▸ **EXERCISE INSTRUCTIONS**: Reproduce all of the data below without alteration; exclude every picture.

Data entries
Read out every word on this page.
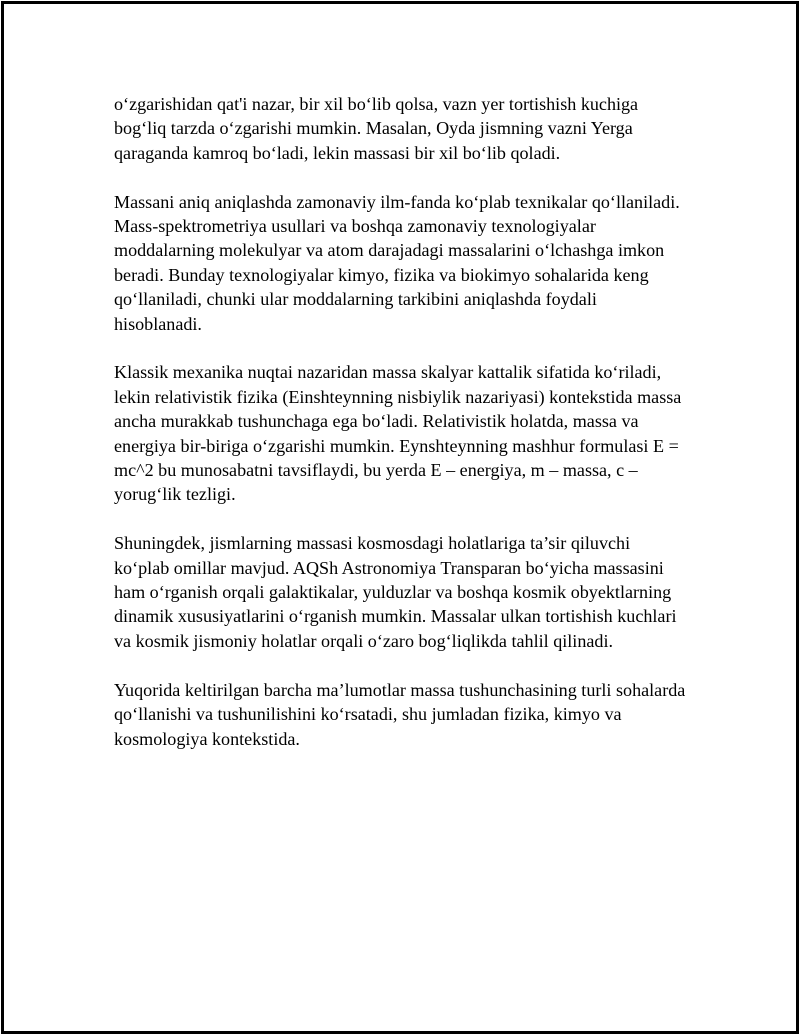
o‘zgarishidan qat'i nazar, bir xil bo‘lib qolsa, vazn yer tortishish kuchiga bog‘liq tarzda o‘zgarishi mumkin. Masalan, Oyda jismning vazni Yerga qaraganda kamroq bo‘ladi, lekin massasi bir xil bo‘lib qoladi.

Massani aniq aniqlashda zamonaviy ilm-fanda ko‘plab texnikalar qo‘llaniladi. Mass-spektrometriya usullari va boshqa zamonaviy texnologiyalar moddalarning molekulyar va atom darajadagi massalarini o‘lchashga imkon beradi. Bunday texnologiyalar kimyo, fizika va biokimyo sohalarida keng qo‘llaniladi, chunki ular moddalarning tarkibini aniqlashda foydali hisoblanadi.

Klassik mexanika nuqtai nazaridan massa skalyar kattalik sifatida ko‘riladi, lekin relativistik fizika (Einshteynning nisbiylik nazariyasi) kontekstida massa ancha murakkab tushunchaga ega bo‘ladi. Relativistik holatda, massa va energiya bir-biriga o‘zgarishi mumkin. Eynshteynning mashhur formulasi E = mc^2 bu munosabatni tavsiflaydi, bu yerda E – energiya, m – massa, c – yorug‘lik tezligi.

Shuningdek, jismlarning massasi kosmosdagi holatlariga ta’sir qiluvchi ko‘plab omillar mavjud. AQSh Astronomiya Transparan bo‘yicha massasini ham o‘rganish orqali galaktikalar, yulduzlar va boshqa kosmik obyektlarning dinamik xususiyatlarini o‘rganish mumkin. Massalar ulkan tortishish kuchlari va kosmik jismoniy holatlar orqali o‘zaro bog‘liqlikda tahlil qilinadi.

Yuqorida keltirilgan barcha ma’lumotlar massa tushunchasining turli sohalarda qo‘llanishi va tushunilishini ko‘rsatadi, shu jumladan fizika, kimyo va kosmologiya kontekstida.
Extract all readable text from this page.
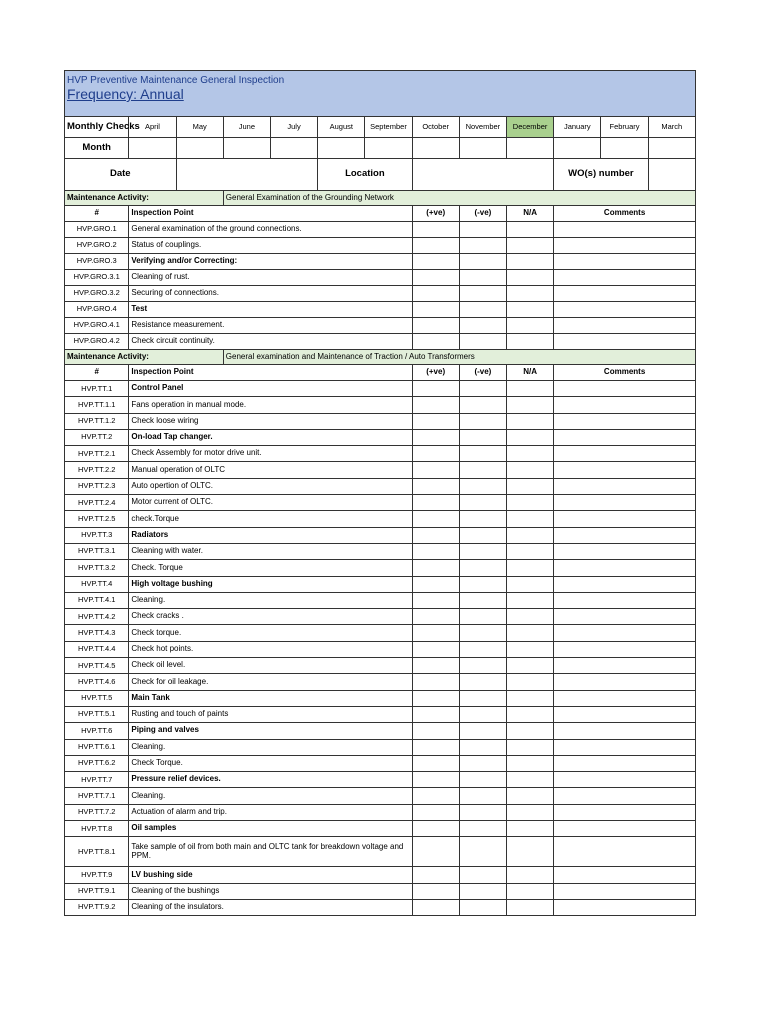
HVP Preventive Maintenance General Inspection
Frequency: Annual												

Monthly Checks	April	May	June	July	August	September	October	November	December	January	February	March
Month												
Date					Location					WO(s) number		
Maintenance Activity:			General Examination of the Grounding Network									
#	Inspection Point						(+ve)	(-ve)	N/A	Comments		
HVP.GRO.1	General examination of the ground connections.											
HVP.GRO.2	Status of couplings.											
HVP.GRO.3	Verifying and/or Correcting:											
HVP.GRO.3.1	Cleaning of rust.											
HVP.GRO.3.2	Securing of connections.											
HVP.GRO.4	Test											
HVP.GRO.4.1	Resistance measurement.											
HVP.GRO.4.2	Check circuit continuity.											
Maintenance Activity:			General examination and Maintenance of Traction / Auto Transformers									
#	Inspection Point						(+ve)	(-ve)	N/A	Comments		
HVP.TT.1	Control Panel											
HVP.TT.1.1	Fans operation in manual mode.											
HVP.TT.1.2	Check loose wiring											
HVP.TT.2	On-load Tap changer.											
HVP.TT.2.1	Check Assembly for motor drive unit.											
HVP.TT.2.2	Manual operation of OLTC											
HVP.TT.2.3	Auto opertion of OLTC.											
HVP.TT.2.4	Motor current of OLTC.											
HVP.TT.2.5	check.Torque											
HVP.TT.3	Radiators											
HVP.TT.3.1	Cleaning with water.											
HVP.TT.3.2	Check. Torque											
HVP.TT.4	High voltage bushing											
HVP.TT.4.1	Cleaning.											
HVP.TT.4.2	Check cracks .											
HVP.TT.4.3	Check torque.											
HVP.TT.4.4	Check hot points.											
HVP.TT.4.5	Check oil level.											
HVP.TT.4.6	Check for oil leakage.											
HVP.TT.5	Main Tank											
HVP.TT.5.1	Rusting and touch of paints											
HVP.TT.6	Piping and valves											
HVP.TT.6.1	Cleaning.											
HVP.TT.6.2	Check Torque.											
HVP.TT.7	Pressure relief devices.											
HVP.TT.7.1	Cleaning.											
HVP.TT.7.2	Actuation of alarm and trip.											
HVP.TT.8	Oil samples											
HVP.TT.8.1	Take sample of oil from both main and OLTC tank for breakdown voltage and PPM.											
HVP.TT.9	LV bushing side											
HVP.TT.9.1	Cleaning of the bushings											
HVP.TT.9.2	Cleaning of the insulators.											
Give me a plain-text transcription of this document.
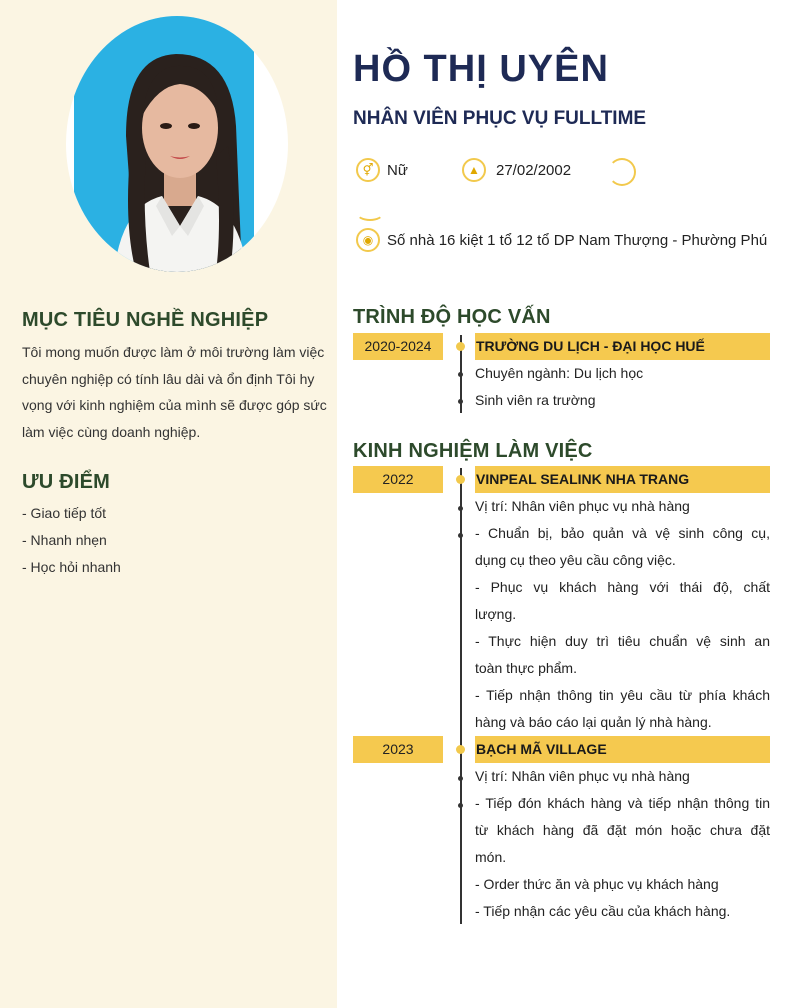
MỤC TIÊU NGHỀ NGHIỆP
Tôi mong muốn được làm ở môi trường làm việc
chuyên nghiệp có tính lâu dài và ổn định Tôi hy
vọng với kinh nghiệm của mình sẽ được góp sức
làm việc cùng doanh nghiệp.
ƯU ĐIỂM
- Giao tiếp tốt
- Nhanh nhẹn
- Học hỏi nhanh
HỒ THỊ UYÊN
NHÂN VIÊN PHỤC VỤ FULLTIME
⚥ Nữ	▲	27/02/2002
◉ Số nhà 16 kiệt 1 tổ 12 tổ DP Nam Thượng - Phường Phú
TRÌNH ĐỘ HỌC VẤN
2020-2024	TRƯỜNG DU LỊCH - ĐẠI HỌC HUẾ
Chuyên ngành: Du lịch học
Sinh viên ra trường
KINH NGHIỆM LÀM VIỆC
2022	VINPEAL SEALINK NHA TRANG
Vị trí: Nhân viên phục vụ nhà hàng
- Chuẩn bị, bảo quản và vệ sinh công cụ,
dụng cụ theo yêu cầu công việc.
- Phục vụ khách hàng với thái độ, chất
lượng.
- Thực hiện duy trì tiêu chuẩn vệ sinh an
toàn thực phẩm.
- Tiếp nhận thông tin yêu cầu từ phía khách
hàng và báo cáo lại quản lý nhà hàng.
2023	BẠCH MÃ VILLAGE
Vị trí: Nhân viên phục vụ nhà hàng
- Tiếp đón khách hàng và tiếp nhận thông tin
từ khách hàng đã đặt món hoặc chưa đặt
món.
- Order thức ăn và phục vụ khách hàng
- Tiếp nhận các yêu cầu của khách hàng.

▸ **TASK RESPONSE**:
Read out every word on this page.
o‘zgarishidan qat'i nazar, bir xil bo‘lib qolsa, vazn yer tortishish kuchiga bog‘liq tarzda o‘zgarishi mumkin. Masalan, Oyda jismning vazni Yerga qaraganda kamroq bo‘ladi, lekin massasi bir xil bo‘lib qoladi.

Massani aniq aniqlashda zamonaviy ilm-fanda ko‘plab texnikalar qo‘llaniladi. Mass-spektrometriya usullari va boshqa zamonaviy texnologiyalar moddalarning molekulyar va atom darajadagi massalarini o‘lchashga imkon beradi. Bunday texnologiyalar kimyo, fizika va biokimyo sohalarida keng qo‘llaniladi, chunki ular moddalarning tarkibini aniqlashda foydali hisoblanadi.

Klassik mexanika nuqtai nazaridan massa skalyar kattalik sifatida ko‘riladi, lekin relativistik fizika (Einshteynning nisbiylik nazariyasi) kontekstida massa ancha murakkab tushunchaga ega bo‘ladi. Relativistik holatda, massa va energiya bir-biriga o‘zgarishi mumkin. Eynshteynning mashhur formulasi E = mc^2 bu munosabatni tavsiflaydi, bu yerda E – energiya, m – massa, c – yorug‘lik tezligi.

Shuningdek, jismlarning massasi kosmosdagi holatlariga ta’sir qiluvchi ko‘plab omillar mavjud. AQSh Astronomiya Transparan bo‘yicha massasini ham o‘rganish orqali galaktikalar, yulduzlar va boshqa kosmik obyektlarning dinamik xususiyatlarini o‘rganish mumkin. Massalar ulkan tortishish kuchlari va kosmik jismoniy holatlar orqali o‘zaro bog‘liqlikda tahlil qilinadi.

Yuqorida keltirilgan barcha ma’lumotlar massa tushunchasining turli sohalarda qo‘llanishi va tushunilishini ko‘rsatadi, shu jumladan fizika, kimyo va kosmologiya kontekstida.
Extract all readable text from this page.
HVP Preventive Maintenance General Inspection
Frequency: Annual												

Monthly Checks	April	May	June	July	August	September	October	November	December	January	February	March
Month												
Date					Location					WO(s) number		
Maintenance Activity:			General Examination of the Grounding Network									
#	Inspection Point						(+ve)	(-ve)	N/A	Comments		
HVP.GRO.1	General examination of the ground connections.											
HVP.GRO.2	Status of couplings.											
HVP.GRO.3	Verifying and/or Correcting:											
HVP.GRO.3.1	Cleaning of rust.											
HVP.GRO.3.2	Securing of connections.											
HVP.GRO.4	Test											
HVP.GRO.4.1	Resistance measurement.											
HVP.GRO.4.2	Check circuit continuity.											
Maintenance Activity:			General examination and Maintenance of Traction / Auto Transformers									
#	Inspection Point						(+ve)	(-ve)	N/A	Comments		
HVP.TT.1	Control Panel											
HVP.TT.1.1	Fans operation in manual mode.											
HVP.TT.1.2	Check loose wiring											
HVP.TT.2	On-load Tap changer.											
HVP.TT.2.1	Check Assembly for motor drive unit.											
HVP.TT.2.2	Manual operation of OLTC											
HVP.TT.2.3	Auto opertion of OLTC.											
HVP.TT.2.4	Motor current of OLTC.											
HVP.TT.2.5	check.Torque											
HVP.TT.3	Radiators											
HVP.TT.3.1	Cleaning with water.											
HVP.TT.3.2	Check. Torque											
HVP.TT.4	High voltage bushing											
HVP.TT.4.1	Cleaning.											
HVP.TT.4.2	Check cracks .											
HVP.TT.4.3	Check torque.											
HVP.TT.4.4	Check hot points.											
HVP.TT.4.5	Check oil level.											
HVP.TT.4.6	Check for oil leakage.											
HVP.TT.5	Main Tank											
HVP.TT.5.1	Rusting and touch of paints											
HVP.TT.6	Piping and valves											
HVP.TT.6.1	Cleaning.											
HVP.TT.6.2	Check Torque.											
HVP.TT.7	Pressure relief devices.											
HVP.TT.7.1	Cleaning.											
HVP.TT.7.2	Actuation of alarm and trip.											
HVP.TT.8	Oil samples											
HVP.TT.8.1	Take sample of oil from both main and OLTC tank for breakdown voltage and PPM.											
HVP.TT.9	LV bushing side											
HVP.TT.9.1	Cleaning of the bushings											
HVP.TT.9.2	Cleaning of the insulators.											
Give me a plain-text transcription of this document.
MỤC TIÊU NGHỀ NGHIỆP
Tôi mong muốn được làm ở môi trường làm việc
chuyên nghiệp có tính lâu dài và ổn định Tôi hy
vọng với kinh nghiệm của mình sẽ được góp sức
làm việc cùng doanh nghiệp.
ƯU ĐIỂM
- Giao tiếp tốt
- Nhanh nhẹn
- Học hỏi nhanh
HỒ THỊ UYÊN
NHÂN VIÊN PHỤC VỤ FULLTIME
⚥ Nữ	▲	27/02/2002
◉ Số nhà 16 kiệt 1 tổ 12 tổ DP Nam Thượng - Phường Phú
TRÌNH ĐỘ HỌC VẤN
2020-2024	TRƯỜNG DU LỊCH - ĐẠI HỌC HUẾ
Chuyên ngành: Du lịch học
Sinh viên ra trường
KINH NGHIỆM LÀM VIỆC
2022	VINPEAL SEALINK NHA TRANG
Vị trí: Nhân viên phục vụ nhà hàng
- Chuẩn bị, bảo quản và vệ sinh công cụ,
dụng cụ theo yêu cầu công việc.
- Phục vụ khách hàng với thái độ, chất
lượng.
- Thực hiện duy trì tiêu chuẩn vệ sinh an
toàn thực phẩm.
- Tiếp nhận thông tin yêu cầu từ phía khách
hàng và báo cáo lại quản lý nhà hàng.
2023	BẠCH MÃ VILLAGE
Vị trí: Nhân viên phục vụ nhà hàng
- Tiếp đón khách hàng và tiếp nhận thông tin
từ khách hàng đã đặt món hoặc chưa đặt
món.
- Order thức ăn và phục vụ khách hàng
- Tiếp nhận các yêu cầu của khách hàng.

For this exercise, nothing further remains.